Material for the task:
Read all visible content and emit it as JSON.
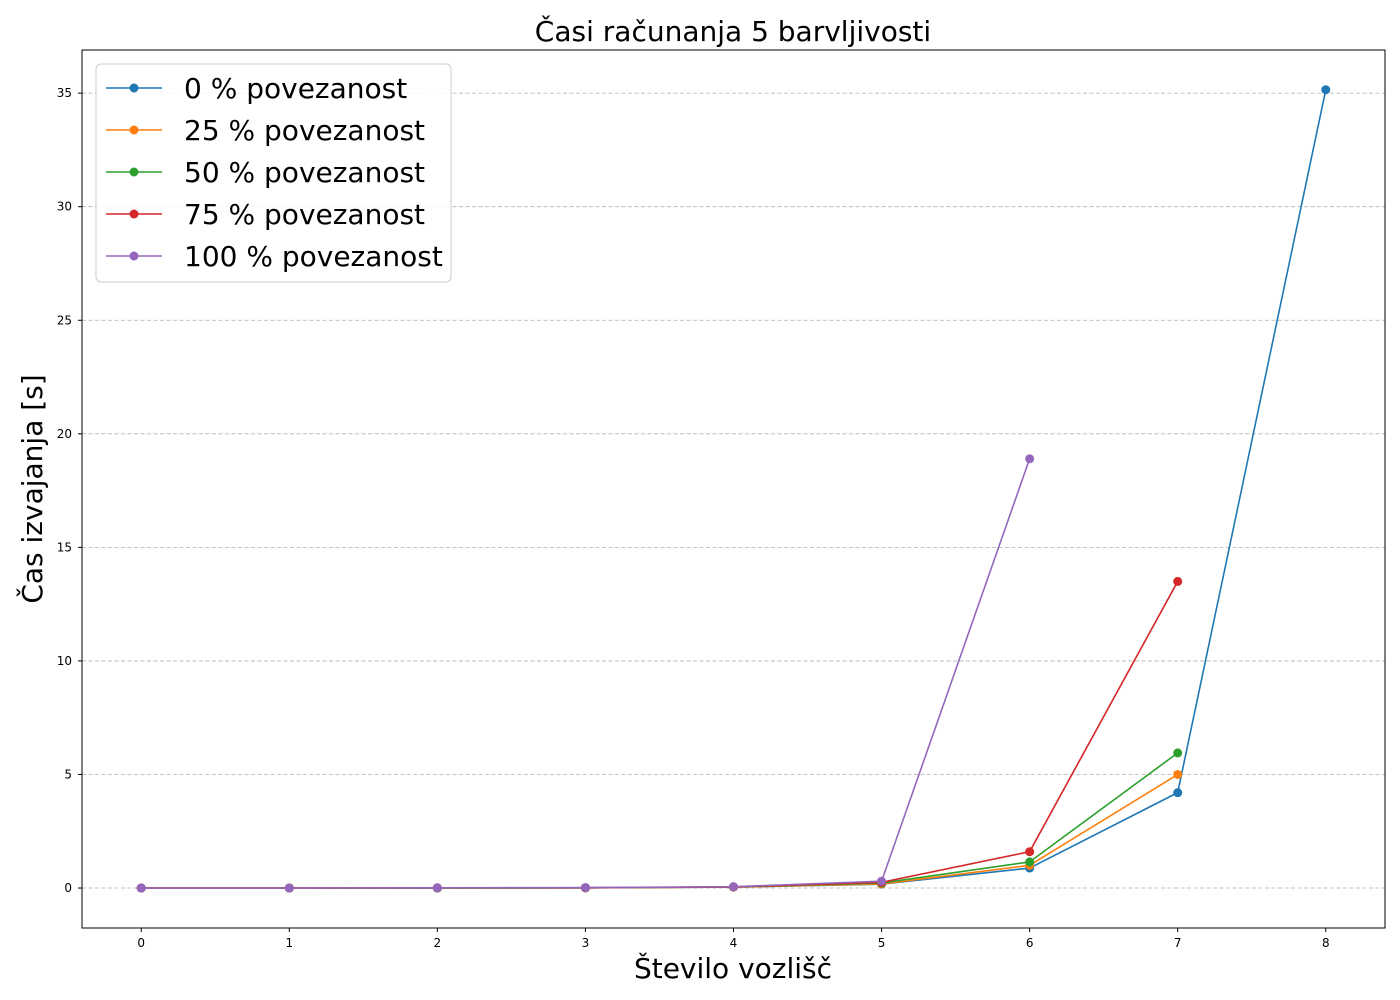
{
  "chart_data": {
    "type": "line",
    "title": "Časi računanja 5 barvljivosti",
    "xlabel": "Število vozlišč",
    "ylabel": "Čas izvajanja [s]",
    "xlim": [
      -0.4,
      8.4
    ],
    "ylim": [
      -1.76,
      36.9
    ],
    "xticks": [
      0,
      1,
      2,
      3,
      4,
      5,
      6,
      7,
      8
    ],
    "yticks": [
      0,
      5,
      10,
      15,
      20,
      25,
      30,
      35
    ],
    "grid": "y-dashed",
    "legend_position": "top-left",
    "series": [
      {
        "name": "0 % povezanost",
        "color": "#1f77b4",
        "x": [
          0,
          1,
          2,
          3,
          4,
          5,
          6,
          7,
          8
        ],
        "y": [
          0.0,
          0.0,
          0.0,
          0.01,
          0.04,
          0.17,
          0.88,
          4.2,
          35.15
        ]
      },
      {
        "name": "25 % povezanost",
        "color": "#ff7f0e",
        "x": [
          0,
          1,
          2,
          3,
          4,
          5,
          6,
          7
        ],
        "y": [
          0.0,
          0.0,
          0.0,
          0.01,
          0.04,
          0.18,
          1.0,
          5.0
        ]
      },
      {
        "name": "50 % povezanost",
        "color": "#2ca02c",
        "x": [
          0,
          1,
          2,
          3,
          4,
          5,
          6,
          7
        ],
        "y": [
          0.0,
          0.0,
          0.0,
          0.01,
          0.05,
          0.22,
          1.15,
          5.95
        ]
      },
      {
        "name": "75 % povezanost",
        "color": "#d62728",
        "x": [
          0,
          1,
          2,
          3,
          4,
          5,
          6,
          7
        ],
        "y": [
          0.0,
          0.0,
          0.01,
          0.01,
          0.05,
          0.25,
          1.6,
          13.5
        ]
      },
      {
        "name": "100 % povezanost",
        "color": "#9467bd",
        "x": [
          0,
          1,
          2,
          3,
          4,
          5,
          6
        ],
        "y": [
          0.0,
          0.0,
          0.01,
          0.02,
          0.06,
          0.3,
          18.9
        ]
      }
    ]
  }
}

Short task: Reproduce all of the entries word for word, skipping any pictures they hold.

Written response:
Read all visible content and emit it as JSON.
{
  "chart_data": {
    "type": "line",
    "title": "Časi računanja 5 barvljivosti",
    "xlabel": "Število vozlišč",
    "ylabel": "Čas izvajanja [s]",
    "xlim": [
      -0.4,
      8.4
    ],
    "ylim": [
      -1.76,
      36.9
    ],
    "xticks": [
      0,
      1,
      2,
      3,
      4,
      5,
      6,
      7,
      8
    ],
    "yticks": [
      0,
      5,
      10,
      15,
      20,
      25,
      30,
      35
    ],
    "grid": "y-dashed",
    "legend_position": "top-left",
    "series": [
      {
        "name": "0 % povezanost",
        "color": "#1f77b4",
        "x": [
          0,
          1,
          2,
          3,
          4,
          5,
          6,
          7,
          8
        ],
        "y": [
          0.0,
          0.0,
          0.0,
          0.01,
          0.04,
          0.17,
          0.88,
          4.2,
          35.15
        ]
      },
      {
        "name": "25 % povezanost",
        "color": "#ff7f0e",
        "x": [
          0,
          1,
          2,
          3,
          4,
          5,
          6,
          7
        ],
        "y": [
          0.0,
          0.0,
          0.0,
          0.01,
          0.04,
          0.18,
          1.0,
          5.0
        ]
      },
      {
        "name": "50 % povezanost",
        "color": "#2ca02c",
        "x": [
          0,
          1,
          2,
          3,
          4,
          5,
          6,
          7
        ],
        "y": [
          0.0,
          0.0,
          0.0,
          0.01,
          0.05,
          0.22,
          1.15,
          5.95
        ]
      },
      {
        "name": "75 % povezanost",
        "color": "#d62728",
        "x": [
          0,
          1,
          2,
          3,
          4,
          5,
          6,
          7
        ],
        "y": [
          0.0,
          0.0,
          0.01,
          0.01,
          0.05,
          0.25,
          1.6,
          13.5
        ]
      },
      {
        "name": "100 % povezanost",
        "color": "#9467bd",
        "x": [
          0,
          1,
          2,
          3,
          4,
          5,
          6
        ],
        "y": [
          0.0,
          0.0,
          0.01,
          0.02,
          0.06,
          0.3,
          18.9
        ]
      }
    ]
  }
}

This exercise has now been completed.